What the task asks => Copy out all lines that hold "color".

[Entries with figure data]
----------

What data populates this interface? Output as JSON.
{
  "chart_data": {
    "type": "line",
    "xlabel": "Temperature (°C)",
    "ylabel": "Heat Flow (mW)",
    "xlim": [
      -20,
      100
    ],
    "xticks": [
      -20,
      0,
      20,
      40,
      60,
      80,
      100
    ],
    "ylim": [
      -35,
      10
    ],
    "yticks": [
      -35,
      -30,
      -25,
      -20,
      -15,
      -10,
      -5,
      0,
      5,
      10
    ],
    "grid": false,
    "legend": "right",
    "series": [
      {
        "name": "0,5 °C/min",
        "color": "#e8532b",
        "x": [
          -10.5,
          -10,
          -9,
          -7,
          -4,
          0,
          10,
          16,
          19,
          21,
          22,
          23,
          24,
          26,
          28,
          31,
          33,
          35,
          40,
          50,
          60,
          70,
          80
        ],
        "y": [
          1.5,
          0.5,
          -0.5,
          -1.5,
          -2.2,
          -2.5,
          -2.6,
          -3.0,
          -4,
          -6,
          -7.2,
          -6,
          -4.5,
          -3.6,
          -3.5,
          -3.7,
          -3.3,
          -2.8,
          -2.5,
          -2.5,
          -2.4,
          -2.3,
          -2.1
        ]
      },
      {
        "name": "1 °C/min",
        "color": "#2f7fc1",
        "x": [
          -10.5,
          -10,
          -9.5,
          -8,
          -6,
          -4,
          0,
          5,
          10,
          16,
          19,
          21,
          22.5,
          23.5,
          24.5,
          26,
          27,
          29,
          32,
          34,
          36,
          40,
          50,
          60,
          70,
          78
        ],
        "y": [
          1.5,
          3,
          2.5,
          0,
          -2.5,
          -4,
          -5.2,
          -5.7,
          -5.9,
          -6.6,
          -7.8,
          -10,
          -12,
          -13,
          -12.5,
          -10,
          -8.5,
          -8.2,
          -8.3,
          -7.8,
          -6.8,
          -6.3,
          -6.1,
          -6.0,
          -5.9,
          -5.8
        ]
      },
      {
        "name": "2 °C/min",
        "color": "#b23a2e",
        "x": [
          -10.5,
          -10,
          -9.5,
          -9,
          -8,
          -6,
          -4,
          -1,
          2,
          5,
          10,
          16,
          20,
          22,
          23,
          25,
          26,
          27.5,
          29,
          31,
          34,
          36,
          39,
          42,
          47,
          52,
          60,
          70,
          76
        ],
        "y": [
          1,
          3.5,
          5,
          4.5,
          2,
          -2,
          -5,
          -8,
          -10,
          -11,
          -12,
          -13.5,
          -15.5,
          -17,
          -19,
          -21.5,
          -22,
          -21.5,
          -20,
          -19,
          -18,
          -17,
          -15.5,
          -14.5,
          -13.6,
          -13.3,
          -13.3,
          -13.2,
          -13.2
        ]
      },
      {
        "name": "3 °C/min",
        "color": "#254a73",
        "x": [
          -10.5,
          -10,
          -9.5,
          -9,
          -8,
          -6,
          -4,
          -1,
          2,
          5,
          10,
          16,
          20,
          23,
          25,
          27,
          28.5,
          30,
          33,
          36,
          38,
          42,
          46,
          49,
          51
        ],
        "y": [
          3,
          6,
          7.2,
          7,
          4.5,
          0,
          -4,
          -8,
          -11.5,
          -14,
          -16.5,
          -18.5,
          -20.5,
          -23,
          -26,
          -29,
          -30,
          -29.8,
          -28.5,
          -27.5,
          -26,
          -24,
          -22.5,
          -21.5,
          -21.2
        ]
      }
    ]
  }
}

----------

Output of the exercise =>
        "color": "#e8532b",
        "color": "#2f7fc1",
        "color": "#b23a2e",
        "color": "#254a73",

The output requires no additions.